# [Given data]
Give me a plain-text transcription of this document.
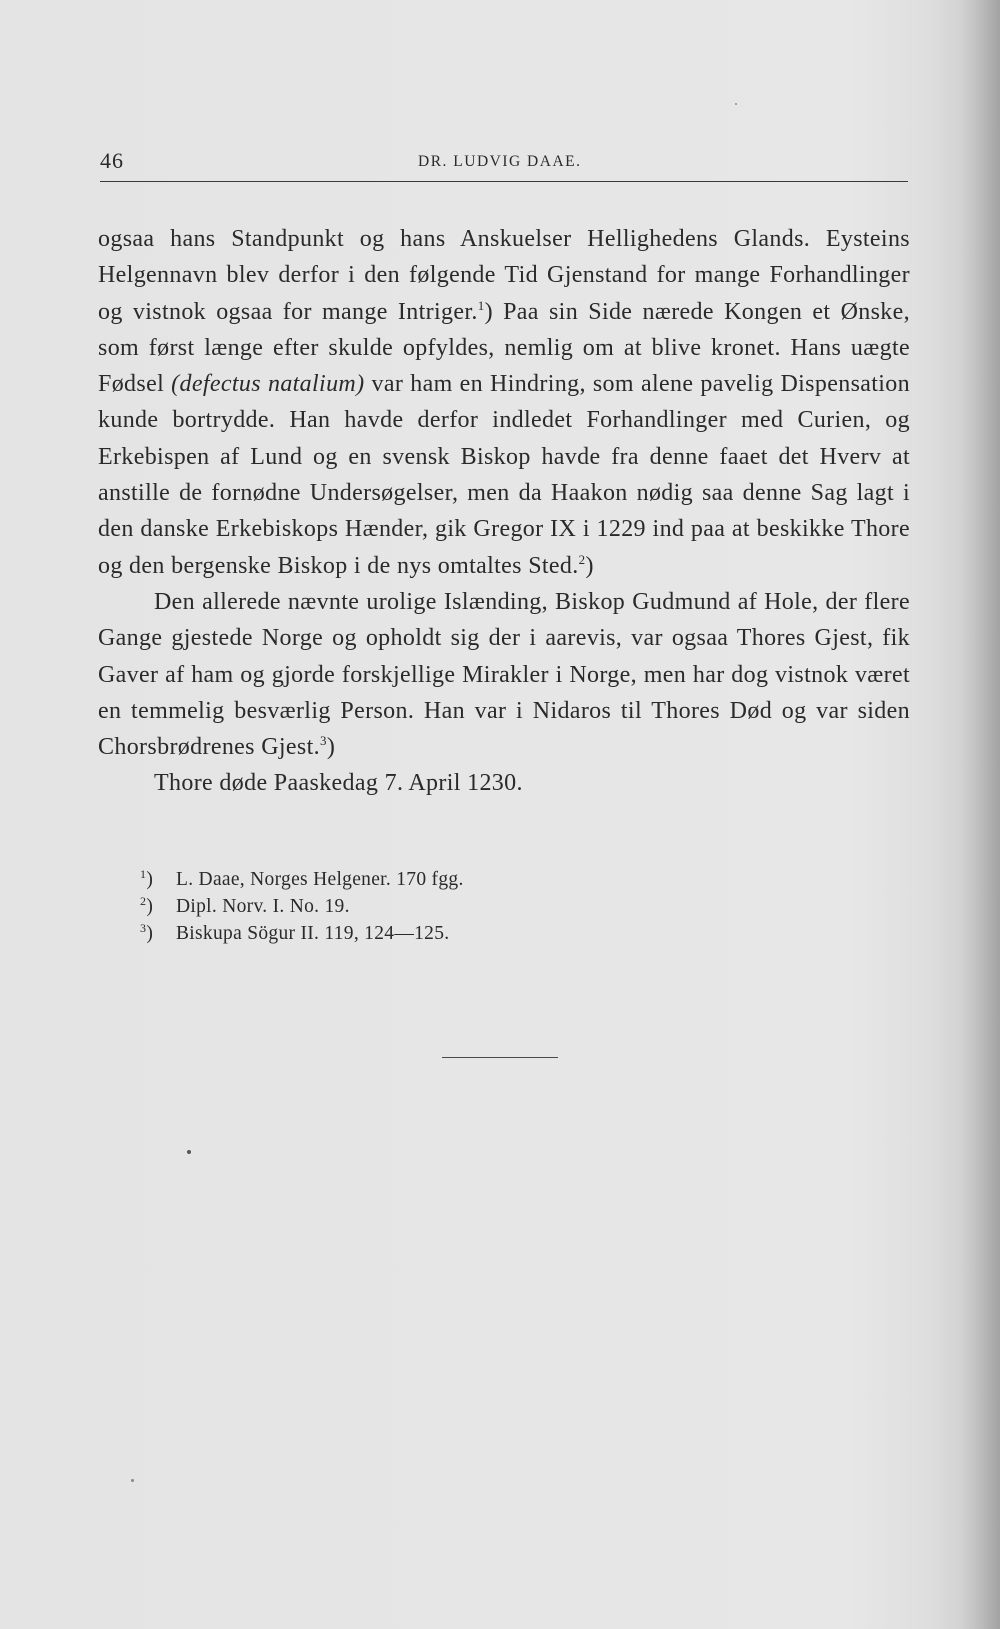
46	DR. LUDVIG DAAE.

ogsaa hans Standpunkt og hans Anskuelser Hellighedens Glands. Eysteins Helgennavn blev derfor i den følgende Tid Gjenstand for mange Forhandlinger og vistnok ogsaa for mange Intriger.$^1$) Paa sin Side nærede Kongen et Ønske, som først længe efter skulde opfyldes, nemlig om at blive kronet. Hans uægte Fødsel (defectus natalium) var ham en Hindring, som alene pavelig Dispensation kunde bortrydde. Han havde derfor indledet Forhandlinger med Curien, og Erkebispen af Lund og en svensk Biskop havde fra denne faaet det Hverv at anstille de fornødne Undersøgelser, men da Haakon nødig saa denne Sag lagt i den danske Erkebiskops Hænder, gik Gregor IX i 1229 ind paa at beskikke Thore og den bergenske Biskop i de nys omtaltes Sted.$^2$)

Den allerede nævnte urolige Islænding, Biskop Gudmund af Hole, der flere Gange gjestede Norge og opholdt sig der i aarevis, var ogsaa Thores Gjest, fik Gaver af ham og gjorde forskjellige Mirakler i Norge, men har dog vistnok været en temmelig besværlig Person. Han var i Nidaros til Thores Død og var siden Chorsbrødrenes Gjest.$^3$)

Thore døde Paaskedag 7. April 1230.

$^1$) L. Daae, Norges Helgener. 170 fgg.
$^2$) Dipl. Norv. I. No. 19.
$^3$) Biskupa Sögur II. 119, 124—125.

# [What the task asks]
Working from the material above, transcribe it exactly while omitting pictures.

# [Result for this exercise]
Give me a plain-text transcription of this document.
46	DR. LUDVIG DAAE.

ogsaa hans Standpunkt og hans Anskuelser Hellighedens Glands. Eysteins Helgennavn blev derfor i den følgende Tid Gjenstand for mange Forhandlinger og vistnok ogsaa for mange Intriger.$^1$) Paa sin Side nærede Kongen et Ønske, som først længe efter skulde opfyldes, nemlig om at blive kronet. Hans uægte Fødsel (defectus natalium) var ham en Hindring, som alene pavelig Dispensation kunde bortrydde. Han havde derfor indledet Forhandlinger med Curien, og Erkebispen af Lund og en svensk Biskop havde fra denne faaet det Hverv at anstille de fornødne Undersøgelser, men da Haakon nødig saa denne Sag lagt i den danske Erkebiskops Hænder, gik Gregor IX i 1229 ind paa at beskikke Thore og den bergenske Biskop i de nys omtaltes Sted.$^2$)

Den allerede nævnte urolige Islænding, Biskop Gudmund af Hole, der flere Gange gjestede Norge og opholdt sig der i aarevis, var ogsaa Thores Gjest, fik Gaver af ham og gjorde forskjellige Mirakler i Norge, men har dog vistnok været en temmelig besværlig Person. Han var i Nidaros til Thores Død og var siden Chorsbrødrenes Gjest.$^3$)

Thore døde Paaskedag 7. April 1230.

$^1$) L. Daae, Norges Helgener. 170 fgg.
$^2$) Dipl. Norv. I. No. 19.
$^3$) Biskupa Sögur II. 119, 124—125.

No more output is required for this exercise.